▶ [Exercise directions]: Extract the complete listing and output it unchanged.

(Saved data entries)
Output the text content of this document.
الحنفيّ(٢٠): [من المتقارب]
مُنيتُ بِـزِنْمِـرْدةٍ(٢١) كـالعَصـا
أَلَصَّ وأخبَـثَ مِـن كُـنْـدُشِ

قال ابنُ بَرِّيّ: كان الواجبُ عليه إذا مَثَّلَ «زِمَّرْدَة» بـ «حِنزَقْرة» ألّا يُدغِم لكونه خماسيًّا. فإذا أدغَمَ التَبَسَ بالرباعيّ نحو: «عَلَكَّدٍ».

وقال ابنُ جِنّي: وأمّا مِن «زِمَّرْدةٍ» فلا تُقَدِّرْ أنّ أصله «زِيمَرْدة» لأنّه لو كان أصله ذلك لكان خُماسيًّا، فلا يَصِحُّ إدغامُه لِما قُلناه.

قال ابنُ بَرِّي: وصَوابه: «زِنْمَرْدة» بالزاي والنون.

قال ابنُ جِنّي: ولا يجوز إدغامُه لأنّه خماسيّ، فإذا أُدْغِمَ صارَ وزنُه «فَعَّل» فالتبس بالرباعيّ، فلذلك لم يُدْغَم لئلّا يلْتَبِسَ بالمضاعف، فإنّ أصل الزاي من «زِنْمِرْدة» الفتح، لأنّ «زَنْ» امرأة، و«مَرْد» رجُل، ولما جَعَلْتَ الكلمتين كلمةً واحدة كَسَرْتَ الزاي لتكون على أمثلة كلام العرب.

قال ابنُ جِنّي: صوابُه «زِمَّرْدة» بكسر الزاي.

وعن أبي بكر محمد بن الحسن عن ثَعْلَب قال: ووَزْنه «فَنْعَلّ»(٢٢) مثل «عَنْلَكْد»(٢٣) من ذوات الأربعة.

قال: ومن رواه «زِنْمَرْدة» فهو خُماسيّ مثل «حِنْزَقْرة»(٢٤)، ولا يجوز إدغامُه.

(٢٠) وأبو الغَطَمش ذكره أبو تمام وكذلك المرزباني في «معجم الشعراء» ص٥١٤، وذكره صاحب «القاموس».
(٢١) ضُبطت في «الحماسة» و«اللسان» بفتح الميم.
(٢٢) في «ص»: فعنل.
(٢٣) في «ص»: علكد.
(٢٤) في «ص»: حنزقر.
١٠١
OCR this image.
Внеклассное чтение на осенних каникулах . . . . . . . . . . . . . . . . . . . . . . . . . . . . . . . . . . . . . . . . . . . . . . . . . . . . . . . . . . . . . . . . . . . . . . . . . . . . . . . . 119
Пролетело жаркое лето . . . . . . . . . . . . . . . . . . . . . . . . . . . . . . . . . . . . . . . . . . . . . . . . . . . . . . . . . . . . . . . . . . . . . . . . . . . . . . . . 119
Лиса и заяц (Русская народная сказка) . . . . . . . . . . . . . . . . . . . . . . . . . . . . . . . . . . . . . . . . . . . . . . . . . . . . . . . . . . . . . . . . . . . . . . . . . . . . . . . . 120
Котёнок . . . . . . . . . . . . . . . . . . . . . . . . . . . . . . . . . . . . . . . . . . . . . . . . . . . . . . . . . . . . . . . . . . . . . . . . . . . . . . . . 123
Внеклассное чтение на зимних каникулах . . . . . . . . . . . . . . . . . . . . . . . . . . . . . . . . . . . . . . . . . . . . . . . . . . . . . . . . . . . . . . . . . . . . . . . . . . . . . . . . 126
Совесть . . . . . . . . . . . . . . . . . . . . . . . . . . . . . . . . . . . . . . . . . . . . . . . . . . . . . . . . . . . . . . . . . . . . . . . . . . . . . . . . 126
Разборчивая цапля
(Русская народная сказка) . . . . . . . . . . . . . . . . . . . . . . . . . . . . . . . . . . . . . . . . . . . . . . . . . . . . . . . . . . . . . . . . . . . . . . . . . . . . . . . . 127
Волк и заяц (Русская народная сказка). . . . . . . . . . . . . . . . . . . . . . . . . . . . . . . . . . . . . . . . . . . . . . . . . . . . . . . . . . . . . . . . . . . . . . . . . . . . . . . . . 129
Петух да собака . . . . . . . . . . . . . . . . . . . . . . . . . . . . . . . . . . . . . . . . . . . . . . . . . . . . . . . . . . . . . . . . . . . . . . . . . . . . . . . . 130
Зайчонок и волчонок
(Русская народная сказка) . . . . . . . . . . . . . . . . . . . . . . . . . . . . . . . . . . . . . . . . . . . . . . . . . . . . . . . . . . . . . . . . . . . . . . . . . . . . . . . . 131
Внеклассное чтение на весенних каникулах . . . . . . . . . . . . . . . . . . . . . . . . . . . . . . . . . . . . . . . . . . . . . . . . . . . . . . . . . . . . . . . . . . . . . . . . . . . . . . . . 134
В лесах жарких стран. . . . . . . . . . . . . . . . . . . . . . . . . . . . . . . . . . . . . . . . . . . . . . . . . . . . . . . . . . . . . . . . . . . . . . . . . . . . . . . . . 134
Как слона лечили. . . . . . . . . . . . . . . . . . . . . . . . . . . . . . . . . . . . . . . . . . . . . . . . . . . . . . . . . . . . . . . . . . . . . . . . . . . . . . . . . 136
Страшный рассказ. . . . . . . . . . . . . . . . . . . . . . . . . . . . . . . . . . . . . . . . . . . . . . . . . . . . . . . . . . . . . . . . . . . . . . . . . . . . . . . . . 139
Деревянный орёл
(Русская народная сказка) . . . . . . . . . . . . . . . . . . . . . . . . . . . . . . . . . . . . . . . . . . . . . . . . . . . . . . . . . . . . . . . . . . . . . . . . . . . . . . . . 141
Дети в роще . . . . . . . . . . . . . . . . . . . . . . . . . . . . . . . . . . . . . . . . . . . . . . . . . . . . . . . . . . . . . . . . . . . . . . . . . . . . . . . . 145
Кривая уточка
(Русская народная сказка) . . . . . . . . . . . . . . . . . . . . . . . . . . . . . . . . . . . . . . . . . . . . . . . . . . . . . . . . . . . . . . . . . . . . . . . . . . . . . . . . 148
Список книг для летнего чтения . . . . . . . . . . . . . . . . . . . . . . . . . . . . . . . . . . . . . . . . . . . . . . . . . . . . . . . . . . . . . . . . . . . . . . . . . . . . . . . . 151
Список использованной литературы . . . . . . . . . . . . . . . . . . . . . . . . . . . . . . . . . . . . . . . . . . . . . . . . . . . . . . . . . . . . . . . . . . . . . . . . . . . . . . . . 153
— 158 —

▶ [Response to this task]:
Output the text content of this document.
الحنفيّ(٢٠): [من المتقارب]
مُنيتُ بِـزِنْمِـرْدةٍ(٢١) كـالعَصـا
أَلَصَّ وأخبَـثَ مِـن كُـنْـدُشِ

قال ابنُ بَرِّيّ: كان الواجبُ عليه إذا مَثَّلَ «زِمَّرْدَة» بـ «حِنزَقْرة» ألّا يُدغِم لكونه خماسيًّا. فإذا أدغَمَ التَبَسَ بالرباعيّ نحو: «عَلَكَّدٍ».

وقال ابنُ جِنّي: وأمّا مِن «زِمَّرْدةٍ» فلا تُقَدِّرْ أنّ أصله «زِيمَرْدة» لأنّه لو كان أصله ذلك لكان خُماسيًّا، فلا يَصِحُّ إدغامُه لِما قُلناه.

قال ابنُ بَرِّي: وصَوابه: «زِنْمَرْدة» بالزاي والنون.

قال ابنُ جِنّي: ولا يجوز إدغامُه لأنّه خماسيّ، فإذا أُدْغِمَ صارَ وزنُه «فَعَّل» فالتبس بالرباعيّ، فلذلك لم يُدْغَم لئلّا يلْتَبِسَ بالمضاعف، فإنّ أصل الزاي من «زِنْمِرْدة» الفتح، لأنّ «زَنْ» امرأة، و«مَرْد» رجُل، ولما جَعَلْتَ الكلمتين كلمةً واحدة كَسَرْتَ الزاي لتكون على أمثلة كلام العرب.

قال ابنُ جِنّي: صوابُه «زِمَّرْدة» بكسر الزاي.

وعن أبي بكر محمد بن الحسن عن ثَعْلَب قال: ووَزْنه «فَنْعَلّ»(٢٢) مثل «عَنْلَكْد»(٢٣) من ذوات الأربعة.

قال: ومن رواه «زِنْمَرْدة» فهو خُماسيّ مثل «حِنْزَقْرة»(٢٤)، ولا يجوز إدغامُه.

(٢٠) وأبو الغَطَمش ذكره أبو تمام وكذلك المرزباني في «معجم الشعراء» ص٥١٤، وذكره صاحب «القاموس».
(٢١) ضُبطت في «الحماسة» و«اللسان» بفتح الميم.
(٢٢) في «ص»: فعنل.
(٢٣) في «ص»: علكد.
(٢٤) في «ص»: حنزقر.
١٠١
OCR this image.
Внеклассное чтение на осенних каникулах . . . . . . . . . . . . . . . . . . . . . . . . . . . . . . . . . . . . . . . . . . . . . . . . . . . . . . . . . . . . . . . . . . . . . . . . . . . . . . . . 119
Пролетело жаркое лето . . . . . . . . . . . . . . . . . . . . . . . . . . . . . . . . . . . . . . . . . . . . . . . . . . . . . . . . . . . . . . . . . . . . . . . . . . . . . . . . 119
Лиса и заяц (Русская народная сказка) . . . . . . . . . . . . . . . . . . . . . . . . . . . . . . . . . . . . . . . . . . . . . . . . . . . . . . . . . . . . . . . . . . . . . . . . . . . . . . . . 120
Котёнок . . . . . . . . . . . . . . . . . . . . . . . . . . . . . . . . . . . . . . . . . . . . . . . . . . . . . . . . . . . . . . . . . . . . . . . . . . . . . . . . 123
Внеклассное чтение на зимних каникулах . . . . . . . . . . . . . . . . . . . . . . . . . . . . . . . . . . . . . . . . . . . . . . . . . . . . . . . . . . . . . . . . . . . . . . . . . . . . . . . . 126
Совесть . . . . . . . . . . . . . . . . . . . . . . . . . . . . . . . . . . . . . . . . . . . . . . . . . . . . . . . . . . . . . . . . . . . . . . . . . . . . . . . . 126
Разборчивая цапля
(Русская народная сказка) . . . . . . . . . . . . . . . . . . . . . . . . . . . . . . . . . . . . . . . . . . . . . . . . . . . . . . . . . . . . . . . . . . . . . . . . . . . . . . . . 127
Волк и заяц (Русская народная сказка). . . . . . . . . . . . . . . . . . . . . . . . . . . . . . . . . . . . . . . . . . . . . . . . . . . . . . . . . . . . . . . . . . . . . . . . . . . . . . . . . 129
Петух да собака . . . . . . . . . . . . . . . . . . . . . . . . . . . . . . . . . . . . . . . . . . . . . . . . . . . . . . . . . . . . . . . . . . . . . . . . . . . . . . . . 130
Зайчонок и волчонок
(Русская народная сказка) . . . . . . . . . . . . . . . . . . . . . . . . . . . . . . . . . . . . . . . . . . . . . . . . . . . . . . . . . . . . . . . . . . . . . . . . . . . . . . . . 131
Внеклассное чтение на весенних каникулах . . . . . . . . . . . . . . . . . . . . . . . . . . . . . . . . . . . . . . . . . . . . . . . . . . . . . . . . . . . . . . . . . . . . . . . . . . . . . . . . 134
В лесах жарких стран. . . . . . . . . . . . . . . . . . . . . . . . . . . . . . . . . . . . . . . . . . . . . . . . . . . . . . . . . . . . . . . . . . . . . . . . . . . . . . . . . 134
Как слона лечили. . . . . . . . . . . . . . . . . . . . . . . . . . . . . . . . . . . . . . . . . . . . . . . . . . . . . . . . . . . . . . . . . . . . . . . . . . . . . . . . . 136
Страшный рассказ. . . . . . . . . . . . . . . . . . . . . . . . . . . . . . . . . . . . . . . . . . . . . . . . . . . . . . . . . . . . . . . . . . . . . . . . . . . . . . . . . 139
Деревянный орёл
(Русская народная сказка) . . . . . . . . . . . . . . . . . . . . . . . . . . . . . . . . . . . . . . . . . . . . . . . . . . . . . . . . . . . . . . . . . . . . . . . . . . . . . . . . 141
Дети в роще . . . . . . . . . . . . . . . . . . . . . . . . . . . . . . . . . . . . . . . . . . . . . . . . . . . . . . . . . . . . . . . . . . . . . . . . . . . . . . . . 145
Кривая уточка
(Русская народная сказка) . . . . . . . . . . . . . . . . . . . . . . . . . . . . . . . . . . . . . . . . . . . . . . . . . . . . . . . . . . . . . . . . . . . . . . . . . . . . . . . . 148
Список книг для летнего чтения . . . . . . . . . . . . . . . . . . . . . . . . . . . . . . . . . . . . . . . . . . . . . . . . . . . . . . . . . . . . . . . . . . . . . . . . . . . . . . . . 151
Список использованной литературы . . . . . . . . . . . . . . . . . . . . . . . . . . . . . . . . . . . . . . . . . . . . . . . . . . . . . . . . . . . . . . . . . . . . . . . . . . . . . . . . 153
— 158 —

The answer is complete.